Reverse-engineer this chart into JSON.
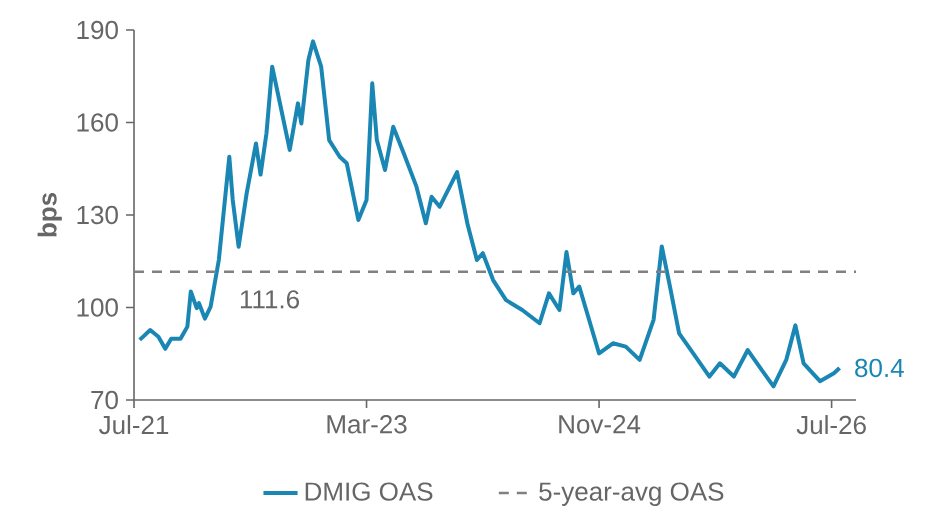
{
  "chart_data": {
    "type": "line",
    "ylabel": "bps",
    "x": [
      "2021-07-16",
      "2021-08-13",
      "2021-09-04",
      "2021-09-22",
      "2021-10-07",
      "2021-11-01",
      "2021-11-19",
      "2021-11-28",
      "2021-12-13",
      "2021-12-19",
      "2022-01-04",
      "2022-01-19",
      "2022-02-10",
      "2022-03-07",
      "2022-03-16",
      "2022-04-01",
      "2022-04-22",
      "2022-05-16",
      "2022-05-28",
      "2022-06-13",
      "2022-06-28",
      "2022-07-16",
      "2022-08-13",
      "2022-09-04",
      "2022-09-13",
      "2022-10-01",
      "2022-10-13",
      "2022-11-04",
      "2022-11-25",
      "2022-12-22",
      "2023-01-10",
      "2023-02-10",
      "2023-03-01",
      "2023-03-16",
      "2023-03-28",
      "2023-04-19",
      "2023-05-10",
      "2023-06-07",
      "2023-07-10",
      "2023-08-04",
      "2023-08-19",
      "2023-09-10",
      "2023-10-25",
      "2023-11-22",
      "2023-12-16",
      "2024-01-01",
      "2024-01-28",
      "2024-03-01",
      "2024-04-13",
      "2024-05-28",
      "2024-06-22",
      "2024-07-19",
      "2024-08-07",
      "2024-08-25",
      "2024-09-10",
      "2024-11-01",
      "2024-12-07",
      "2025-01-10",
      "2025-02-16",
      "2025-03-22",
      "2025-04-13",
      "2025-05-04",
      "2025-05-28",
      "2025-07-04",
      "2025-08-16",
      "2025-09-13",
      "2025-10-19",
      "2025-11-25",
      "2025-12-25",
      "2026-02-01",
      "2026-03-04",
      "2026-03-28",
      "2026-04-19",
      "2026-06-01",
      "2026-07-07",
      "2026-07-22"
    ],
    "series": [
      {
        "name": "DMIG OAS",
        "color": "#1a86b4",
        "values": [
          89.5,
          92.7,
          90.5,
          86.6,
          89.9,
          89.9,
          93.8,
          105.2,
          99.8,
          101.4,
          96.4,
          100.3,
          115.4,
          148.9,
          134.9,
          119.7,
          137,
          153.2,
          143.1,
          156.5,
          178.1,
          167.3,
          151.1,
          166.2,
          159.7,
          180.3,
          186.3,
          178.1,
          154.3,
          148.9,
          146.8,
          128.4,
          134.9,
          172.7,
          154.3,
          144.6,
          158.6,
          150,
          139.2,
          127.3,
          135.9,
          132.7,
          143.9,
          127,
          115.4,
          117.6,
          108.9,
          102.4,
          99.2,
          94.9,
          104.6,
          99.2,
          118,
          104.6,
          106.8,
          85.1,
          88.4,
          87.3,
          83,
          96,
          119.8,
          106.8,
          91.6,
          85.1,
          77.6,
          81.9,
          77.6,
          86.2,
          80.8,
          74.4,
          83,
          94.2,
          81.9,
          76.1,
          78.7,
          80.4
        ]
      }
    ],
    "ref_lines": [
      {
        "axis": "y",
        "value": 111.6,
        "label": "5-year-avg OAS",
        "color": "#808080",
        "line_style": "dashed"
      }
    ],
    "annotations": [
      {
        "text": "111.6",
        "x": "2022-06-21",
        "y": 111.6
      },
      {
        "text": "80.4",
        "x": "2026-07-22",
        "y": 80.4
      }
    ],
    "xlim": [
      "2021-07-01",
      "2026-09-04"
    ],
    "xticks": [
      {
        "value": "2021-07-01",
        "label": "Jul-21"
      },
      {
        "value": "2023-03-01",
        "label": "Mar-23"
      },
      {
        "value": "2024-11-01",
        "label": "Nov-24"
      },
      {
        "value": "2026-07-01",
        "label": "Jul-26"
      }
    ],
    "ylim": [
      70,
      190
    ],
    "yticks": [
      70,
      100,
      130,
      160,
      190
    ],
    "grid": false,
    "legend": "bottom",
    "marker": "none",
    "line_style": "solid"
  }
}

****************

Do this ▸
From start to finish, output the listing exactly, but omit its pictures.

Solution to this task ▸
Reverse-engineer this chart into JSON.
{
  "chart_data": {
    "type": "line",
    "ylabel": "bps",
    "x": [
      "2021-07-16",
      "2021-08-13",
      "2021-09-04",
      "2021-09-22",
      "2021-10-07",
      "2021-11-01",
      "2021-11-19",
      "2021-11-28",
      "2021-12-13",
      "2021-12-19",
      "2022-01-04",
      "2022-01-19",
      "2022-02-10",
      "2022-03-07",
      "2022-03-16",
      "2022-04-01",
      "2022-04-22",
      "2022-05-16",
      "2022-05-28",
      "2022-06-13",
      "2022-06-28",
      "2022-07-16",
      "2022-08-13",
      "2022-09-04",
      "2022-09-13",
      "2022-10-01",
      "2022-10-13",
      "2022-11-04",
      "2022-11-25",
      "2022-12-22",
      "2023-01-10",
      "2023-02-10",
      "2023-03-01",
      "2023-03-16",
      "2023-03-28",
      "2023-04-19",
      "2023-05-10",
      "2023-06-07",
      "2023-07-10",
      "2023-08-04",
      "2023-08-19",
      "2023-09-10",
      "2023-10-25",
      "2023-11-22",
      "2023-12-16",
      "2024-01-01",
      "2024-01-28",
      "2024-03-01",
      "2024-04-13",
      "2024-05-28",
      "2024-06-22",
      "2024-07-19",
      "2024-08-07",
      "2024-08-25",
      "2024-09-10",
      "2024-11-01",
      "2024-12-07",
      "2025-01-10",
      "2025-02-16",
      "2025-03-22",
      "2025-04-13",
      "2025-05-04",
      "2025-05-28",
      "2025-07-04",
      "2025-08-16",
      "2025-09-13",
      "2025-10-19",
      "2025-11-25",
      "2025-12-25",
      "2026-02-01",
      "2026-03-04",
      "2026-03-28",
      "2026-04-19",
      "2026-06-01",
      "2026-07-07",
      "2026-07-22"
    ],
    "series": [
      {
        "name": "DMIG OAS",
        "color": "#1a86b4",
        "values": [
          89.5,
          92.7,
          90.5,
          86.6,
          89.9,
          89.9,
          93.8,
          105.2,
          99.8,
          101.4,
          96.4,
          100.3,
          115.4,
          148.9,
          134.9,
          119.7,
          137,
          153.2,
          143.1,
          156.5,
          178.1,
          167.3,
          151.1,
          166.2,
          159.7,
          180.3,
          186.3,
          178.1,
          154.3,
          148.9,
          146.8,
          128.4,
          134.9,
          172.7,
          154.3,
          144.6,
          158.6,
          150,
          139.2,
          127.3,
          135.9,
          132.7,
          143.9,
          127,
          115.4,
          117.6,
          108.9,
          102.4,
          99.2,
          94.9,
          104.6,
          99.2,
          118,
          104.6,
          106.8,
          85.1,
          88.4,
          87.3,
          83,
          96,
          119.8,
          106.8,
          91.6,
          85.1,
          77.6,
          81.9,
          77.6,
          86.2,
          80.8,
          74.4,
          83,
          94.2,
          81.9,
          76.1,
          78.7,
          80.4
        ]
      }
    ],
    "ref_lines": [
      {
        "axis": "y",
        "value": 111.6,
        "label": "5-year-avg OAS",
        "color": "#808080",
        "line_style": "dashed"
      }
    ],
    "annotations": [
      {
        "text": "111.6",
        "x": "2022-06-21",
        "y": 111.6
      },
      {
        "text": "80.4",
        "x": "2026-07-22",
        "y": 80.4
      }
    ],
    "xlim": [
      "2021-07-01",
      "2026-09-04"
    ],
    "xticks": [
      {
        "value": "2021-07-01",
        "label": "Jul-21"
      },
      {
        "value": "2023-03-01",
        "label": "Mar-23"
      },
      {
        "value": "2024-11-01",
        "label": "Nov-24"
      },
      {
        "value": "2026-07-01",
        "label": "Jul-26"
      }
    ],
    "ylim": [
      70,
      190
    ],
    "yticks": [
      70,
      100,
      130,
      160,
      190
    ],
    "grid": false,
    "legend": "bottom",
    "marker": "none",
    "line_style": "solid"
  }
}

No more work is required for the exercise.